Saved entries:
* * *
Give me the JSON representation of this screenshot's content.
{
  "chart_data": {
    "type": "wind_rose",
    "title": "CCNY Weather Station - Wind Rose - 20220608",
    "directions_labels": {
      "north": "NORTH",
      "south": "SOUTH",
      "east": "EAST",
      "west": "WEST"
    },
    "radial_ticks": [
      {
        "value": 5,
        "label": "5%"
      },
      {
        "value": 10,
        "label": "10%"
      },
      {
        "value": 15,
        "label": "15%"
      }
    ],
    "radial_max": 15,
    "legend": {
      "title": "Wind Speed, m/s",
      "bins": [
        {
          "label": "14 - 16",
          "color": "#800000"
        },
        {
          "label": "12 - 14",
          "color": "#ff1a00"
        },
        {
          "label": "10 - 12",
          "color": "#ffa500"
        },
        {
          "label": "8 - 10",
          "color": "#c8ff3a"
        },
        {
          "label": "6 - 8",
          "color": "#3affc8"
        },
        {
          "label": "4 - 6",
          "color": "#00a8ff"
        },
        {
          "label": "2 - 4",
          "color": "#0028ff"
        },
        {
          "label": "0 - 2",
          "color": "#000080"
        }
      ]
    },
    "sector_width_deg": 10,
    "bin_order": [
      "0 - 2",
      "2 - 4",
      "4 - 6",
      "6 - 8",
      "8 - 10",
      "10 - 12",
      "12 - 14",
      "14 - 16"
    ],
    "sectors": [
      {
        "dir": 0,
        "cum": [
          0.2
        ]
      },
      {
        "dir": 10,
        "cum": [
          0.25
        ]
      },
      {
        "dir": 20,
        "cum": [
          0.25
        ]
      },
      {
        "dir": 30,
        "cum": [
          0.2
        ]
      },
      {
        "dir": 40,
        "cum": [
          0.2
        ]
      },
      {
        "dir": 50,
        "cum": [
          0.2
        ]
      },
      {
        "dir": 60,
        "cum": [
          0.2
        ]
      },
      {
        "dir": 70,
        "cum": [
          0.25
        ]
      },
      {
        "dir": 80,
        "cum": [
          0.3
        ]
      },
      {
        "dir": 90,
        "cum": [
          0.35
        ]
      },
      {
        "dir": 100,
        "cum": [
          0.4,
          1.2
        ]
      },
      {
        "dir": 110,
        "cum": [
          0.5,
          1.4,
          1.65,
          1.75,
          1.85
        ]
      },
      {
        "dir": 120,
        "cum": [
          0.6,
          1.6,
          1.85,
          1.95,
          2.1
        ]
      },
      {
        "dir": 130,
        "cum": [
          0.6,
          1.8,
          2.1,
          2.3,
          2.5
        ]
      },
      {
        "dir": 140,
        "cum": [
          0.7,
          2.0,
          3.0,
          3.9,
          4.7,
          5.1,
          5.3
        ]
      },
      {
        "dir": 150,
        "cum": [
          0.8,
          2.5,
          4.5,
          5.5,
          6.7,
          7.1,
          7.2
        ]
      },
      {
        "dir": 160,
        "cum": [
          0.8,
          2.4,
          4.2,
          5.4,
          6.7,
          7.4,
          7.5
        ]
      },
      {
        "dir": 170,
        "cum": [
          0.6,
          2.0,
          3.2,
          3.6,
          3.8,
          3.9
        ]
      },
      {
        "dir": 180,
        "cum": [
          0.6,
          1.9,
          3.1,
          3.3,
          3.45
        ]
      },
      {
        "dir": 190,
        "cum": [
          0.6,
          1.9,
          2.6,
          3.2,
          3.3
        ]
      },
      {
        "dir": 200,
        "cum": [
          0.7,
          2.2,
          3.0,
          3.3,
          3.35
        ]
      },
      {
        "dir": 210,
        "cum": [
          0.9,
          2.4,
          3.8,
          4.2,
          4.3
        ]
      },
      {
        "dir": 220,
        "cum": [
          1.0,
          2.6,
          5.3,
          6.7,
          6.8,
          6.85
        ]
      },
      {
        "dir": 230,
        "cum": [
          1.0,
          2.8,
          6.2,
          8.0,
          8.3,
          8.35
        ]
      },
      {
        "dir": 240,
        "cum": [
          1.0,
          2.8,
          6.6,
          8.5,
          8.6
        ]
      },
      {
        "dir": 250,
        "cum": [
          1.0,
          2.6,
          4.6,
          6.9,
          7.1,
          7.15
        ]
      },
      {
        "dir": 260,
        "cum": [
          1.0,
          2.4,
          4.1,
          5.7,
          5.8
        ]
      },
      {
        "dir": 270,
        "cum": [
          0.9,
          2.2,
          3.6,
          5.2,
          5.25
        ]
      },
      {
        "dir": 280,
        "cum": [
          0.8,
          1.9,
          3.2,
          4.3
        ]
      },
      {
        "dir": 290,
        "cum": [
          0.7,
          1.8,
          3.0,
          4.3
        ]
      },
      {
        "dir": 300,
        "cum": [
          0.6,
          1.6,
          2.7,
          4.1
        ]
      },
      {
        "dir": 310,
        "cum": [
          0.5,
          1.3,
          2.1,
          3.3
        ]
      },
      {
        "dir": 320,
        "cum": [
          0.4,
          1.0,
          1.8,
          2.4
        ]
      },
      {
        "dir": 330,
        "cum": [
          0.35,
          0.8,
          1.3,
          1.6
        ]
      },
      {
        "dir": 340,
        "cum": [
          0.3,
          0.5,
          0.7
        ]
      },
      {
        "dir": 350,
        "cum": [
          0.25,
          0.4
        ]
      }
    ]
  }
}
* * *
What is needed: Pick out all lines containing the string "title".

Output for this exercise:
    "title": "CCNY Weather Station - Wind Rose - 20220608",
      "title": "Wind Speed, m/s",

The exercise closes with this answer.